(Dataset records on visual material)

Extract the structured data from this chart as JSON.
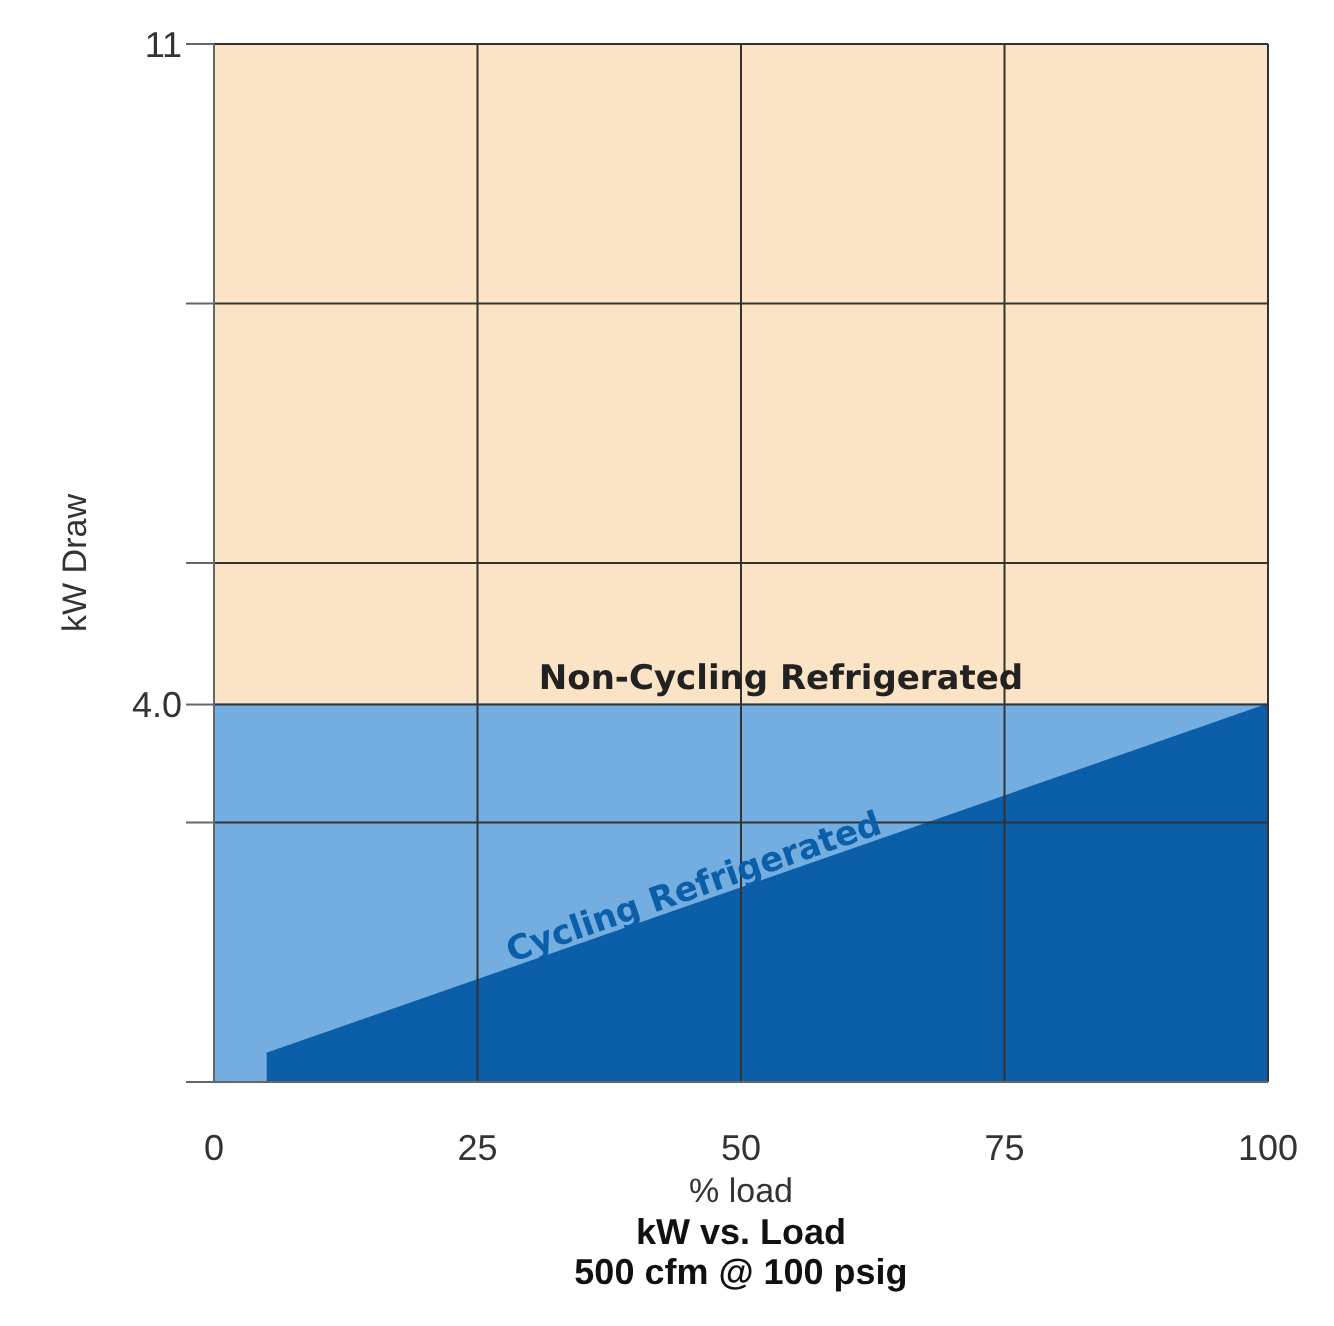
{
  "chart_data": {
    "type": "area",
    "title": "kW vs. Load",
    "subtitle": "500 cfm @ 100 psig",
    "xlabel": "% load",
    "ylabel": "kW Draw",
    "x": [
      0,
      5,
      100
    ],
    "series": [
      {
        "name": "Non-Cycling Refrigerated",
        "color": "#74ade0",
        "values": [
          4.0,
          4.0,
          4.0
        ]
      },
      {
        "name": "Cycling Refrigerated",
        "color": "#0b5ea8",
        "values": [
          null,
          0.3,
          4.0
        ]
      }
    ],
    "xlim": [
      0,
      100
    ],
    "xticks": [
      0,
      25,
      50,
      75,
      100
    ],
    "ylim": [
      0,
      11
    ],
    "yticks": [
      {
        "value": 0,
        "label": null
      },
      {
        "value": 2.75,
        "label": null
      },
      {
        "value": 4.0,
        "label": "4.0"
      },
      {
        "value": 5.5,
        "label": null
      },
      {
        "value": 8.25,
        "label": null
      },
      11
    ],
    "grid": true,
    "legend": false
  }
}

> **SET EXERCISE**: Pick out every line holding the string "Cycling" and return it.

> **SOLUTION TO THIS EXERCISE**:
        "name": "Non-Cycling Refrigerated",
        "name": "Cycling Refrigerated",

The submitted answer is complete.